| Required work |
Return all lines in the material below that contain "后台首页".

| Given entries |
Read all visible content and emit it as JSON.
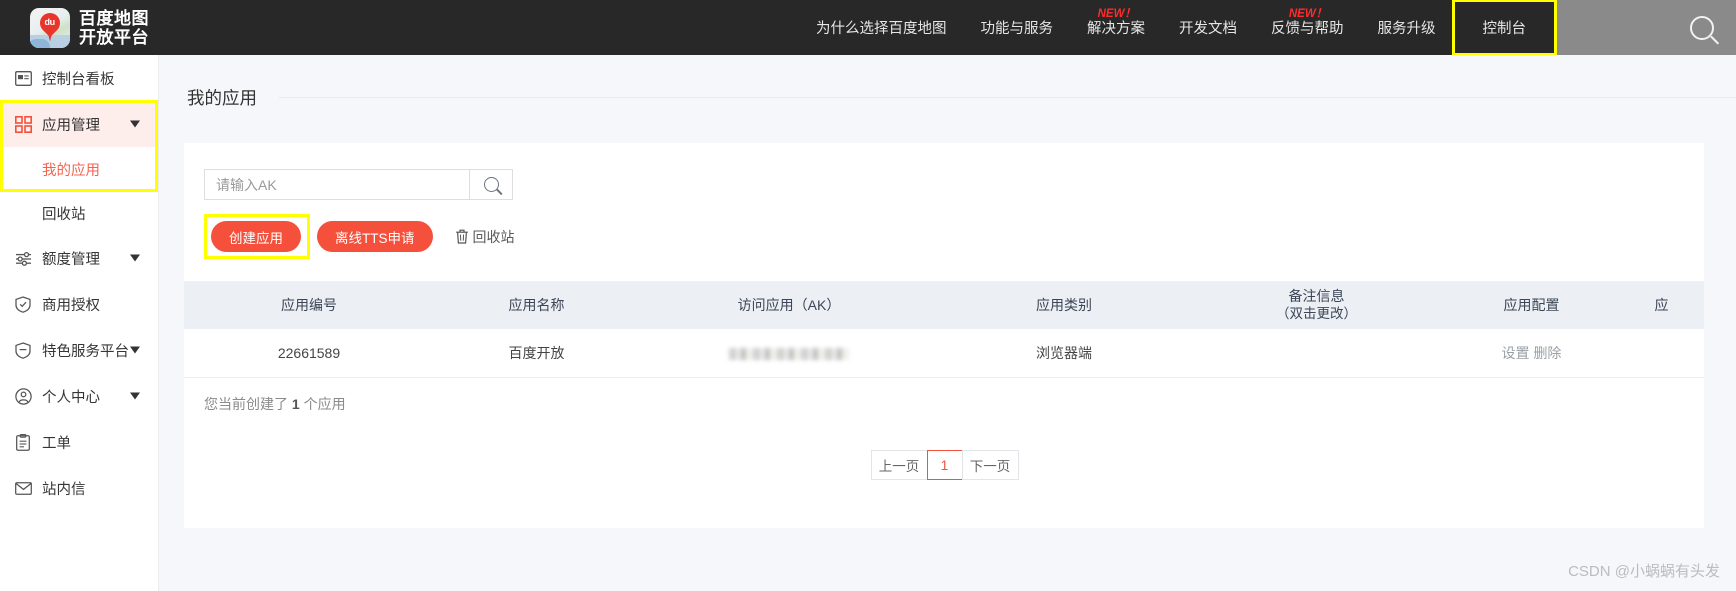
{
  "header": {
    "brand_line1": "百度地图",
    "brand_line2": "开放平台",
    "logo_text": "du",
    "nav": [
      {
        "label": "为什么选择百度地图",
        "badge": ""
      },
      {
        "label": "功能与服务",
        "badge": ""
      },
      {
        "label": "解决方案",
        "badge": "NEW！"
      },
      {
        "label": "开发文档",
        "badge": ""
      },
      {
        "label": "反馈与帮助",
        "badge": "NEW！"
      },
      {
        "label": "服务升级",
        "badge": ""
      },
      {
        "label": "控制台",
        "badge": ""
      }
    ],
    "search_icon": "search-icon"
  },
  "sidebar": {
    "items": [
      {
        "label": "控制台看板",
        "icon": "dashboard-icon",
        "caret": false
      },
      {
        "label": "应用管理",
        "icon": "apps-grid-icon",
        "caret": true
      },
      {
        "label": "额度管理",
        "icon": "sliders-icon",
        "caret": true
      },
      {
        "label": "商用授权",
        "icon": "shield-check-icon",
        "caret": false
      },
      {
        "label": "特色服务平台",
        "icon": "shield-minus-icon",
        "caret": true
      },
      {
        "label": "个人中心",
        "icon": "user-circle-icon",
        "caret": true
      },
      {
        "label": "工单",
        "icon": "clipboard-icon",
        "caret": false
      },
      {
        "label": "站内信",
        "icon": "envelope-icon",
        "caret": false
      }
    ],
    "sub_items": [
      {
        "label": "我的应用",
        "current": true
      },
      {
        "label": "回收站",
        "current": false
      }
    ]
  },
  "main": {
    "page_title": "我的应用",
    "search": {
      "placeholder": "请输入AK",
      "value": "",
      "button_icon": "search-icon"
    },
    "buttons": {
      "create": "创建应用",
      "tts": "离线TTS申请",
      "recycle": "回收站",
      "recycle_icon": "trash-icon"
    },
    "table": {
      "columns": [
        {
          "label": "应用编号",
          "sub": ""
        },
        {
          "label": "应用名称",
          "sub": ""
        },
        {
          "label": "访问应用（AK）",
          "sub": ""
        },
        {
          "label": "应用类别",
          "sub": ""
        },
        {
          "label": "备注信息",
          "sub": "（双击更改）"
        },
        {
          "label": "应用配置",
          "sub": ""
        },
        {
          "label": "应",
          "sub": ""
        }
      ],
      "rows": [
        {
          "id": "22661589",
          "name": "百度开放",
          "ak": "",
          "category": "浏览器端",
          "remark": "",
          "config_settings": "设置",
          "config_delete": "删除"
        }
      ]
    },
    "count_prefix": "您当前创建了 ",
    "count_value": "1",
    "count_suffix": " 个应用",
    "pagination": {
      "prev": "上一页",
      "current": "1",
      "next": "下一页"
    }
  },
  "watermark": "CSDN @小蜗蜗有头发",
  "colors": {
    "accent": "#f4503c",
    "topbar": "#282828",
    "highlight": "#ffff00",
    "active_bg": "#fdeeec",
    "page_bg": "#f5f7fa",
    "table_head": "#eceff4"
  }
}
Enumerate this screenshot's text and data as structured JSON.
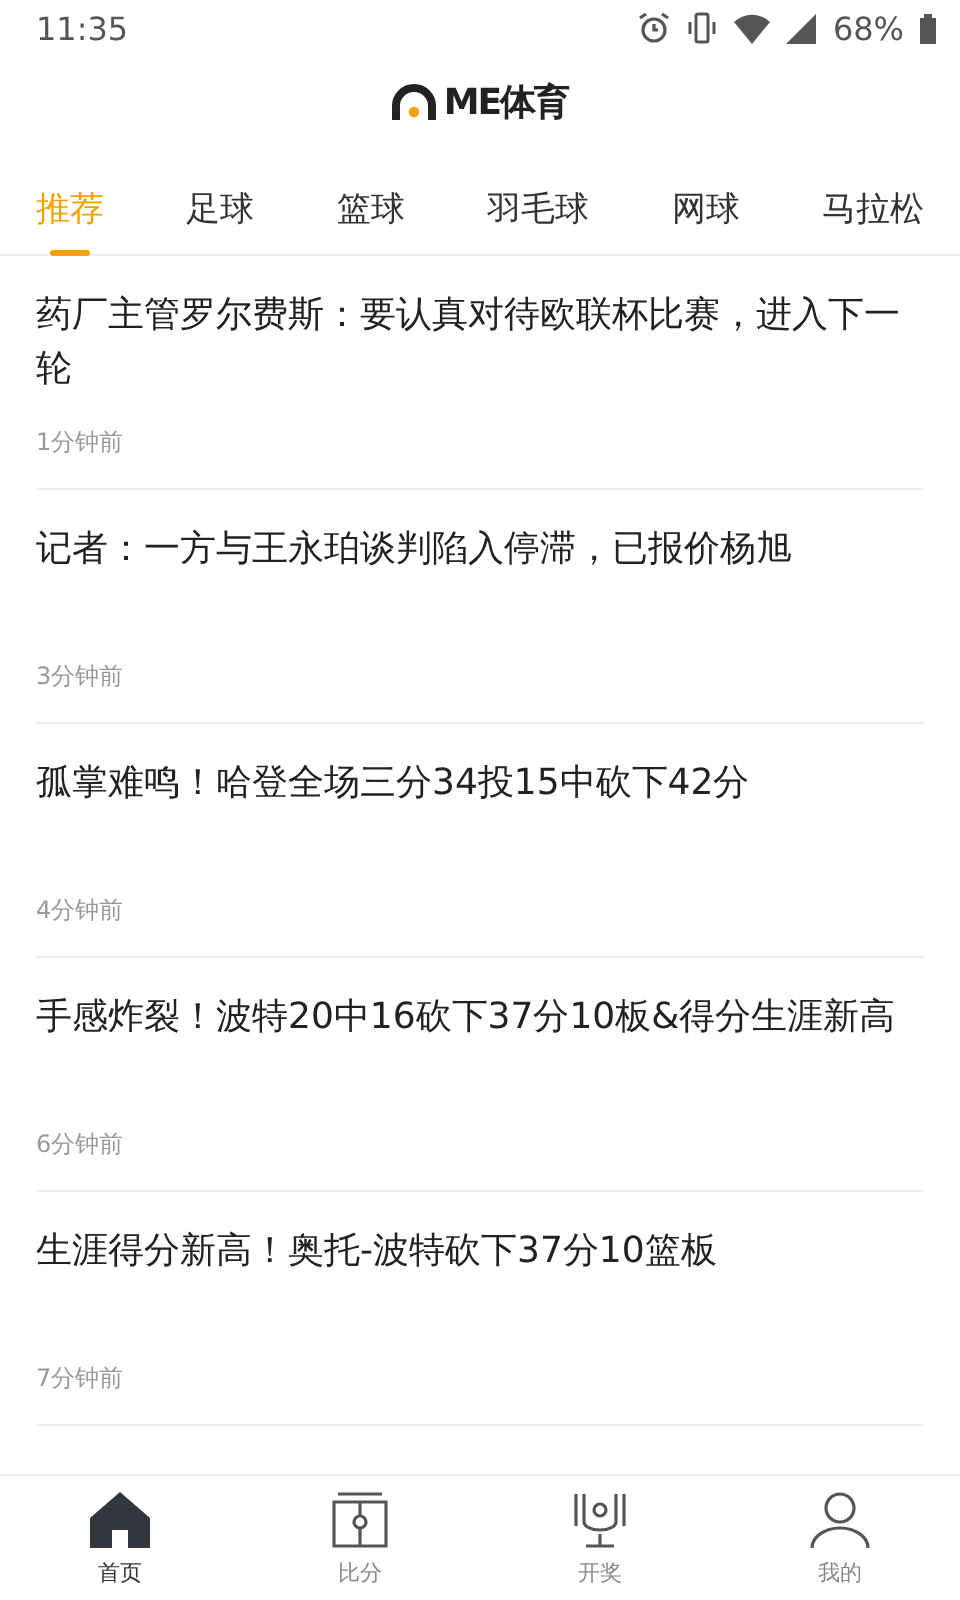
{
  "status_bar": {
    "time": "11:35",
    "battery": "68%"
  },
  "logo": {
    "text": "ME体育"
  },
  "tabs": [
    {
      "label": "推荐",
      "selected": true
    },
    {
      "label": "足球",
      "selected": false
    },
    {
      "label": "篮球",
      "selected": false
    },
    {
      "label": "羽毛球",
      "selected": false
    },
    {
      "label": "网球",
      "selected": false
    },
    {
      "label": "马拉松",
      "selected": false
    }
  ],
  "news": [
    {
      "title": "药厂主管罗尔费斯：要认真对待欧联杯比赛，进入下一轮",
      "time": "1分钟前"
    },
    {
      "title": "记者：一方与王永珀谈判陷入停滞，已报价杨旭",
      "time": "3分钟前"
    },
    {
      "title": "孤掌难鸣！哈登全场三分34投15中砍下42分",
      "time": "4分钟前"
    },
    {
      "title": "手感炸裂！波特20中16砍下37分10板&得分生涯新高",
      "time": "6分钟前"
    },
    {
      "title": "生涯得分新高！奥托-波特砍下37分10篮板",
      "time": "7分钟前"
    }
  ],
  "bottom_nav": [
    {
      "kind": "home",
      "label": "首页",
      "selected": true
    },
    {
      "kind": "score",
      "label": "比分",
      "selected": false
    },
    {
      "kind": "lottery",
      "label": "开奖",
      "selected": false
    },
    {
      "kind": "profile",
      "label": "我的",
      "selected": false
    }
  ]
}
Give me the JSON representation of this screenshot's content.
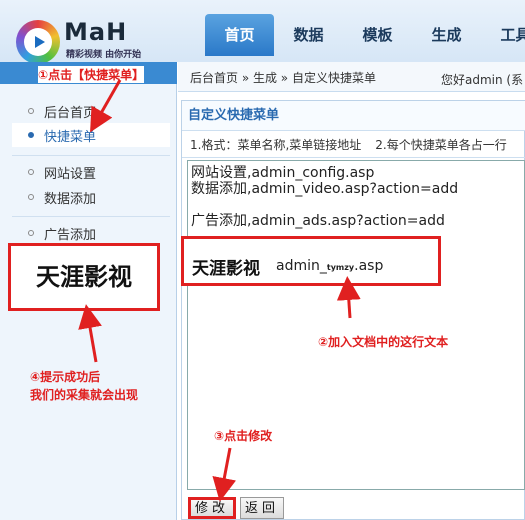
{
  "header": {
    "logo_text": "MaH",
    "logo_slogan": "精彩视频 由你开始",
    "tabs": [
      {
        "label": "首页",
        "active": true
      },
      {
        "label": "数据",
        "active": false
      },
      {
        "label": "模板",
        "active": false
      },
      {
        "label": "生成",
        "active": false
      },
      {
        "label": "工具",
        "active": false
      }
    ]
  },
  "sidebar": {
    "items": [
      {
        "label": "后台首页",
        "active": false
      },
      {
        "label": "快捷菜单",
        "active": true
      },
      {
        "label": "网站设置",
        "active": false
      },
      {
        "label": "数据添加",
        "active": false
      },
      {
        "label": "广告添加",
        "active": false
      }
    ],
    "result_text": "天涯影视"
  },
  "main": {
    "breadcrumb": "后台首页 » 生成 » 自定义快捷菜单",
    "greeting": "您好admin (系",
    "panel_title": "自定义快捷菜单",
    "hint1": "1.格式：菜单名称,菜单链接地址",
    "hint2": "2.每个快捷菜单各占一行",
    "editor_lines": [
      "网站设置,admin_config.asp",
      "数据添加,admin_video.asp?action=add",
      "",
      "广告添加,admin_ads.asp?action=add"
    ],
    "highlight_name": "天涯影视",
    "highlight_url_prefix": "admin_",
    "highlight_url_small": "tymzy",
    "highlight_url_suffix": ".asp",
    "buttons": {
      "modify": "修改",
      "back": "返回"
    }
  },
  "annotations": {
    "step1": "①点击【快捷菜单】",
    "step2": "②加入文档中的这行文本",
    "step3": "③点击修改",
    "step4_line1": "④提示成功后",
    "step4_line2": "我们的采集就会出现"
  },
  "colors": {
    "annotation_red": "#e02020",
    "tab_active": "#2a78c8",
    "link_blue": "#2a6ab0"
  }
}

| Full solution |
        "label": "后台首页",
    "breadcrumb": "后台首页 » 生成 » 自定义快捷菜单",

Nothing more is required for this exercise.